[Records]
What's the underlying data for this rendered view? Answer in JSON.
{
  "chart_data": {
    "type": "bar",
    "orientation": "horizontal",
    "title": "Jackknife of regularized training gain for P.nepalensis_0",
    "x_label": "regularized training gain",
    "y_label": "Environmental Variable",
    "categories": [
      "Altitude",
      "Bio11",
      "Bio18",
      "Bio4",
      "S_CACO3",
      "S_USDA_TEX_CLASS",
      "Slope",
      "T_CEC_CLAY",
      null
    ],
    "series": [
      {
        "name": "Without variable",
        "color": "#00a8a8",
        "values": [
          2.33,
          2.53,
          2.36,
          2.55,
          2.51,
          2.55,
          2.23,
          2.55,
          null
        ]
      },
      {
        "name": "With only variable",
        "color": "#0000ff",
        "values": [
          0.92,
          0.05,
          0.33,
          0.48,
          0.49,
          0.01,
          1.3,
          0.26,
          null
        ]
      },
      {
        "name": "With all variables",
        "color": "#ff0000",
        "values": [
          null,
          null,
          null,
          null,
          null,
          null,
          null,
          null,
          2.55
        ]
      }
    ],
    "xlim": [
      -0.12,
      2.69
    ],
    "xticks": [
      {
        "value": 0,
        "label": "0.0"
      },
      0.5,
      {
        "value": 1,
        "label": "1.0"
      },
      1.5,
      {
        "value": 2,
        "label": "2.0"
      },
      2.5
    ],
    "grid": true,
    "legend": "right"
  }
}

--

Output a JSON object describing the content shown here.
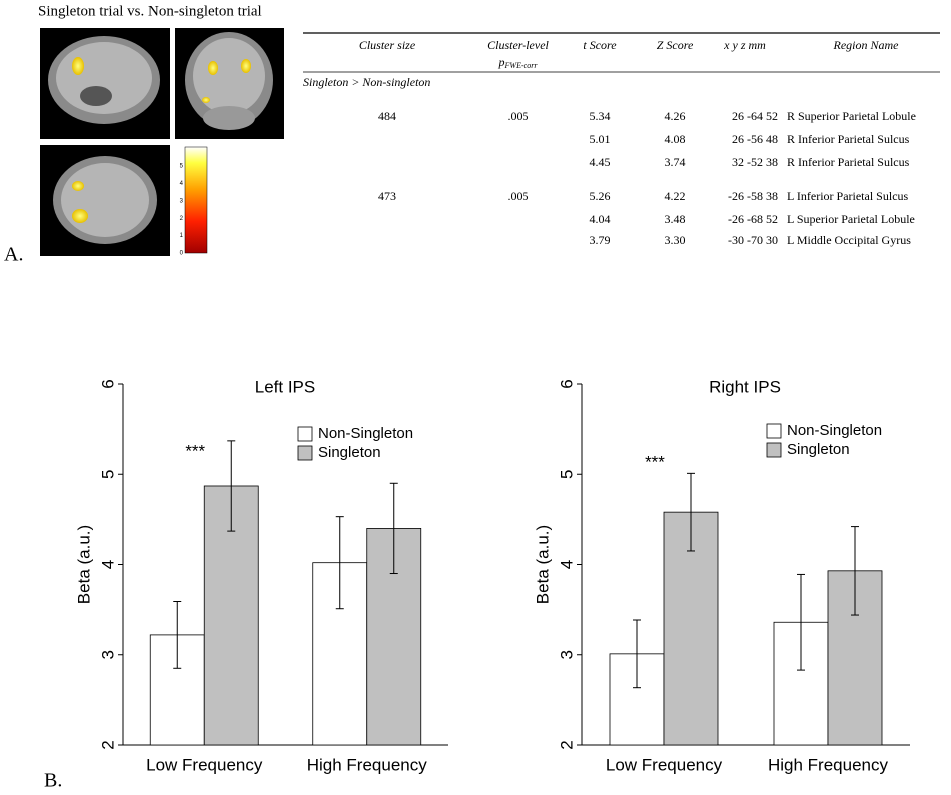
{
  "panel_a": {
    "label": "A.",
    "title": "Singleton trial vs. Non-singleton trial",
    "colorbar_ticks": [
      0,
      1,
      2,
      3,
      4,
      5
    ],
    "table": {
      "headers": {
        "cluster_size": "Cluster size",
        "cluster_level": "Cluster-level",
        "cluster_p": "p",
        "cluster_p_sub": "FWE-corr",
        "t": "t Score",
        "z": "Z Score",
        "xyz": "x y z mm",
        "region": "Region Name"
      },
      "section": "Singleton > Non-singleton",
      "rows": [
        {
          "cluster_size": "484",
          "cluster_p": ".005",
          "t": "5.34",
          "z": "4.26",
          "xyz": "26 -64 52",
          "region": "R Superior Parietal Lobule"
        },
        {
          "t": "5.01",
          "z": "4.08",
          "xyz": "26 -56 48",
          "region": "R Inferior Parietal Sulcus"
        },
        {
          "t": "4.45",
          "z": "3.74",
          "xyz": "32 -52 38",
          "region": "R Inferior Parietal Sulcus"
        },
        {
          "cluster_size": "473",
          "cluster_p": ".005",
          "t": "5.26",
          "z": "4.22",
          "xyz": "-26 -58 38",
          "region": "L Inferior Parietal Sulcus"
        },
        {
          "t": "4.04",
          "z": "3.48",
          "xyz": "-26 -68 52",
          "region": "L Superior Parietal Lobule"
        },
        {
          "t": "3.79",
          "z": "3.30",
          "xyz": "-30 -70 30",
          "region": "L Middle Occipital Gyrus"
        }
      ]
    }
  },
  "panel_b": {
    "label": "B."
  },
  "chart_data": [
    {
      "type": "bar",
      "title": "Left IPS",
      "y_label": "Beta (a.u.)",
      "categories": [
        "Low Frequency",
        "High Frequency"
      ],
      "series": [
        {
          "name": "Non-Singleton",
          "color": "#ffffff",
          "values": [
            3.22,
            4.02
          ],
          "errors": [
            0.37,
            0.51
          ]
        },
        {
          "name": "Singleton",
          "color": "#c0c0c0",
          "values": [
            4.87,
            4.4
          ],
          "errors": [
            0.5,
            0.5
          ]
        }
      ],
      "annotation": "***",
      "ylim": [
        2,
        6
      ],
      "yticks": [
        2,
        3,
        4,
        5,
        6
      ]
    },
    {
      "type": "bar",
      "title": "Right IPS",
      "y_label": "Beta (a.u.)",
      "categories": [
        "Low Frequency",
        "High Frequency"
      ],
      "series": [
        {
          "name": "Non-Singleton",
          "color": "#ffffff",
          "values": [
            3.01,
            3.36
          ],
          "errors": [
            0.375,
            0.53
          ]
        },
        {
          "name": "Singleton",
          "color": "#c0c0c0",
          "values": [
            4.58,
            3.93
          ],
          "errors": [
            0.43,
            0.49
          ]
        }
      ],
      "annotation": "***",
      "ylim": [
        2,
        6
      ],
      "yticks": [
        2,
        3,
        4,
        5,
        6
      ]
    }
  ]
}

...

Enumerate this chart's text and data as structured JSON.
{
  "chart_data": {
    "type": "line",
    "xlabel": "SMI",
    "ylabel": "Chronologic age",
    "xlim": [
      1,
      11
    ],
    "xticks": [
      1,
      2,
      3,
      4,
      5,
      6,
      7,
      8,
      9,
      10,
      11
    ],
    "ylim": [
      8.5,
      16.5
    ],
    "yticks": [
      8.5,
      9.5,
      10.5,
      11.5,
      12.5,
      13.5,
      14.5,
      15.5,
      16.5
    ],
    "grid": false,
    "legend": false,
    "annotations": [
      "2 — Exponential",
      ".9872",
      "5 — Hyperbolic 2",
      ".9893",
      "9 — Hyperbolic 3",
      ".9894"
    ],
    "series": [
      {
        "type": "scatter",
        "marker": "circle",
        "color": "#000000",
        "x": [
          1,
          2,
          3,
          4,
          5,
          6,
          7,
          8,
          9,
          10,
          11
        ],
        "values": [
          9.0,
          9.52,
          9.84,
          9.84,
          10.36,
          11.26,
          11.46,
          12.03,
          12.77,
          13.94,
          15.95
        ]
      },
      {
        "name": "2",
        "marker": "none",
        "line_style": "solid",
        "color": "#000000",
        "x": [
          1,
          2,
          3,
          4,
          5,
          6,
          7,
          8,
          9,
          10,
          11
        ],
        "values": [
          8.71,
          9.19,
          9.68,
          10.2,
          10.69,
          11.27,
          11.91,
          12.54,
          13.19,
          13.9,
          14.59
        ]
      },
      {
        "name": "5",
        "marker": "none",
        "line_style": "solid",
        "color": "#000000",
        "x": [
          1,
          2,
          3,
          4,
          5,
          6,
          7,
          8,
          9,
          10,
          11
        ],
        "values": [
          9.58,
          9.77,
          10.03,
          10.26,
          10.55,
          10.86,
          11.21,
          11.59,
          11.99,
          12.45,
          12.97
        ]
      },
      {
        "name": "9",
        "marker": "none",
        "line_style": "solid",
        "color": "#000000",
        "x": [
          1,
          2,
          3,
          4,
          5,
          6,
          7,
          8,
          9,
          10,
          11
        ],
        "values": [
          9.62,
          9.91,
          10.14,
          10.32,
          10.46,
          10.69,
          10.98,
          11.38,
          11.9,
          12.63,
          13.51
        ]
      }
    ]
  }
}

▶ Given request
Find the string "title" in the entries above and return each line that holds it.

▶ Response to the task
    "title": "Jackknife of regularized training gain for P.nepalensis_0",
    "title": "Singleton trial vs. Non-singleton trial",
      "title": "Left IPS",
      "title": "Right IPS",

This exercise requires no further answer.